_TASKS AND EXERCISES_:
**A.** Using the forum thread on terminology for reusable lists of operations, decide whether each statement agrees with it: (i) @tfmorris dislikes "workflow" as a term for a list of OpenRefine operations; (ii) "snippets" is used for reusable GREL code; (iii) the original poster settles on "pipeline". Answer yes or no for each and quote the deciding words of the forum thread.
**B.** Reproduce verbatim the lines of the records starting at the line that contains "top-legend-frame — [697, 63, 929, 133]" and ending at the line that contains "matched-star-point — [370, 570, 383, 583]", with both of those lines included.

_PAGE EXTRACT_:
Terminology for lists of operations meant to be re-applied

As part of the reproducibility project, I am working on improvements to the existing Extract/Apply dialogs to make them more usable.

To that end, I would like to introduce a term to refer to those lists of operations that are extracted to be re-applied later. Because they are currently exposed as a JSON blob to the user, they are currently often referred to as "a JSON", which I don't find very informative (JSON can be used to represent a lot of different things).

So I have been thinking about introducing a more descriptive term. I have considered the following options:

  • a recipe, because it captures well the reusable aspect (and the list of steps)
  • a workflow, which also refers to a sequence of steps, but feels perhaps more abstract. Also, @tfmorris does not like it when I use this term to refer to a list of OpenRefine operations, because it reminds him too much of ETL software where operations are directly combined together into a reproducible arrangement (as I understand it). So I have been trying to avoid using this term.
  • a pipeline? If we embrace the "oil refinery" metaphor, then perhaps that makes for a consistent theme, but I am not so keen to go in that direction…
  • a script? It might put more emphasis on the textual nature of the object, which would imply continuing to encourage users to edit those manually
  • a program? It might scare off people who don't see themselves as programmers
  • a macro? Perhaps too old-fashioned and gives the impression that the exact click positions are being recorded?
  • anything else?

Let me know what your thoughts and preferences are!

We call these recipes in OpenRefine and sometimes "step" if talking about workflows in a more generic fashion. We use the term workflow to describe the whole import->recipe->export process.

We also use the term "snippets" for reusable GREL code.

2 Likes

I like the workflow and recipe descriptions @abbe98 which aligns with how I used to train, and I think many in the GLAM space use the term workflow for their entire processes, often including pre/post data wrangling in other tools like MarcEdit, Koha and Evergreen APIs, TMS cataloguer, Python/PostgreSQL scripts (newsrooms), etc. Recipe was used and picked up simply because we in OpenRefine called the history of operations with particular use of reusable GREL snippets as a "recipe" and had this term in our old wiki and Google code since the beginning.

So, I'd rather stick to:

  • Recipe - in OpenRefine, a set of data cleaning and transformation operations that may also include GREL expression snippets.
  • Workflow - an entire data processing chain that might include use of OpenRefine in that chain.
2 Likes

Thanks for the feedback! Great, it sounds like going for "recipe" is consensual so far, so I'll go with that for now.

1 Like

_RECORDS FOR THE TASK_:

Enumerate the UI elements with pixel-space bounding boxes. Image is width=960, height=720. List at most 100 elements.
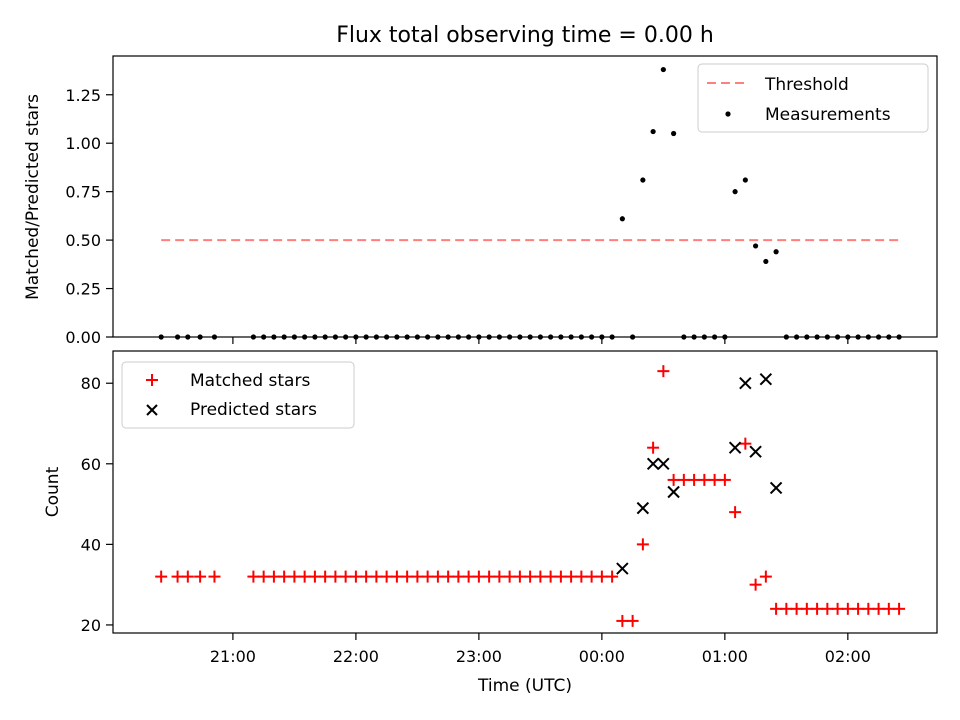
top-legend-frame — [697, 63, 929, 133]
matched-star-point — [647, 441, 660, 454]
bottom-plot-marks — [155, 365, 906, 627]
bottom-x-axis-label: Time (UTC) — [477, 676, 572, 696]
predicted-star-point — [759, 372, 773, 386]
figure-title: Flux total observing time = 0.00 h — [336, 23, 714, 48]
matched-star-point — [339, 570, 352, 583]
matched-star-point — [544, 570, 557, 583]
matched-star-point — [606, 570, 619, 583]
top-axes: 0.00 0.25 0.50 0.75 1.00 1.25 Matched/Predict… — [23, 55, 938, 347]
legend-predicted-label: Predicted stars — [190, 400, 317, 420]
matched-star-point — [524, 570, 537, 583]
matched-star-point — [729, 506, 742, 519]
bottom-legend: Matched stars Predicted stars — [121, 361, 355, 429]
matched-star-point — [585, 570, 598, 583]
bottom-xtick-label: 01:00 — [702, 647, 748, 666]
bottom-xtick-label: 02:00 — [825, 647, 871, 666]
matched-star-point — [308, 570, 321, 583]
bottom-ytick-label: 20 — [81, 616, 101, 635]
matched-star-point — [483, 570, 496, 583]
matched-star-point — [811, 602, 824, 615]
matched-star-point — [667, 473, 680, 486]
matched-star-point — [626, 614, 639, 627]
matched-star-point — [749, 578, 762, 591]
matched-star-point — [462, 570, 475, 583]
legend-predicted-marker — [146, 404, 158, 416]
bottom-ytick-label: 80 — [81, 374, 101, 393]
legend-matched-label: Matched stars — [190, 371, 310, 391]
matched-star-point — [298, 570, 311, 583]
matched-star-point — [708, 473, 721, 486]
matched-star-point — [370, 570, 383, 583]
top-ytick-label: 0.50 — [65, 231, 101, 250]
bottom-ytick-label: 60 — [81, 455, 101, 474]
matched-star-point — [821, 602, 834, 615]
bottom-xtick-label: 22:00 — [333, 647, 379, 666]
bottom-xtick-label: 21:00 — [210, 647, 256, 666]
top-ytick-label: 0.25 — [65, 280, 101, 299]
top-ytick-label: 1.00 — [65, 134, 101, 153]
predicted-star-point — [739, 377, 752, 390]
matched-star-point — [493, 570, 506, 583]
bottom-legend-frame — [121, 361, 355, 429]
matched-star-point — [770, 602, 783, 615]
matched-star-point — [513, 570, 526, 583]
matched-star-point — [882, 602, 895, 615]
matched-star-point — [636, 538, 649, 551]
bottom-ytick-label: 40 — [81, 535, 101, 554]
matched-star-point — [554, 570, 567, 583]
matched-star-point — [831, 602, 844, 615]
matched-star-point — [595, 570, 608, 583]
matched-star-point — [401, 570, 414, 583]
matched-star-point — [390, 570, 403, 583]
matched-star-point — [171, 570, 184, 583]
matched-star-point — [790, 602, 803, 615]
top-legend: Threshold Measurements — [697, 63, 929, 133]
matched-star-point — [852, 602, 865, 615]
top-x-ticks — [232, 337, 849, 344]
predicted-star-point — [769, 481, 783, 495]
matched-star-point — [267, 570, 280, 583]
matched-star-point — [565, 570, 578, 583]
matched-star-point — [718, 473, 731, 486]
matched-star-point — [688, 473, 701, 486]
matched-star-point — [780, 602, 793, 615]
predicted-star-point — [667, 485, 680, 499]
matched-star-point — [194, 570, 207, 583]
matched-star-point — [759, 570, 772, 583]
bottom-xtick-label: 23:00 — [456, 647, 502, 666]
matched-star-point — [155, 570, 168, 583]
matched-star-point — [257, 570, 270, 583]
matched-star-point — [575, 570, 588, 583]
measurement-point — [742, 177, 748, 183]
matched-star-point — [278, 570, 291, 583]
matched-star-point — [208, 570, 221, 583]
matched-star-point — [181, 570, 194, 583]
matched-star-point — [421, 570, 434, 583]
matched-star-point — [380, 570, 393, 583]
bottom-axes-frame — [112, 350, 938, 634]
matched-star-point — [534, 570, 547, 583]
measurement-point — [763, 258, 769, 265]
matched-star-point — [698, 473, 711, 486]
legend-measurements-marker — [725, 111, 731, 117]
matched-star-point — [862, 602, 875, 615]
matched-star-point — [319, 570, 332, 583]
matched-star-point — [411, 570, 424, 583]
measurement-point — [619, 216, 625, 222]
matched-star-point — [349, 570, 362, 583]
top-y-axis-label: Matched/Predicted stars — [23, 94, 43, 300]
measurement-point — [640, 177, 646, 183]
predicted-star-point — [657, 457, 670, 471]
matched-star-point — [739, 437, 752, 450]
matched-star-point — [442, 570, 455, 583]
predicted-star-point — [636, 501, 650, 515]
matched-star-point — [893, 602, 906, 615]
legend-measurements-label: Measurements — [765, 105, 891, 125]
matched-star-point — [247, 570, 260, 583]
measurement-point — [650, 128, 656, 135]
predicted-star-point — [728, 441, 742, 454]
measurement-point — [752, 243, 759, 249]
predicted-star-point — [616, 562, 629, 575]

_WORKED SOLUTIONS_:
**A.**
(i) Yes: "@tfmorris does not like it when I use this term to refer to a list of OpenRefine operations"
(ii) Yes: "We also use the term "snippets" for reusable GREL code."
(iii) No: "it sounds like going for "recipe" is consensual so far, so I'll go with that for now."

**B.**
top-legend-frame — [697, 63, 929, 133]
matched-star-point — [647, 441, 660, 454]
bottom-plot-marks — [155, 365, 906, 627]
bottom-x-axis-label: Time (UTC) — [477, 676, 572, 696]
predicted-star-point — [759, 372, 773, 386]
figure-title: Flux total observing time = 0.00 h — [336, 23, 714, 48]
matched-star-point — [339, 570, 352, 583]
matched-star-point — [544, 570, 557, 583]
matched-star-point — [606, 570, 619, 583]
top-axes: 0.00 0.25 0.50 0.75 1.00 1.25 Matched/Predict… — [23, 55, 938, 347]
legend-predicted-label: Predicted stars — [190, 400, 317, 420]
matched-star-point — [524, 570, 537, 583]
matched-star-point — [729, 506, 742, 519]
bottom-legend: Matched stars Predicted stars — [121, 361, 355, 429]
matched-star-point — [585, 570, 598, 583]
bottom-xtick-label: 01:00 — [702, 647, 748, 666]
bottom-xtick-label: 02:00 — [825, 647, 871, 666]
matched-star-point — [308, 570, 321, 583]
bottom-ytick-label: 20 — [81, 616, 101, 635]
matched-star-point — [483, 570, 496, 583]
matched-star-point — [811, 602, 824, 615]
matched-star-point — [667, 473, 680, 486]
matched-star-point — [626, 614, 639, 627]
matched-star-point — [749, 578, 762, 591]
matched-star-point — [462, 570, 475, 583]
legend-predicted-marker — [146, 404, 158, 416]
bottom-ytick-label: 80 — [81, 374, 101, 393]
legend-matched-label: Matched stars — [190, 371, 310, 391]
matched-star-point — [298, 570, 311, 583]
matched-star-point — [708, 473, 721, 486]
matched-star-point — [370, 570, 383, 583]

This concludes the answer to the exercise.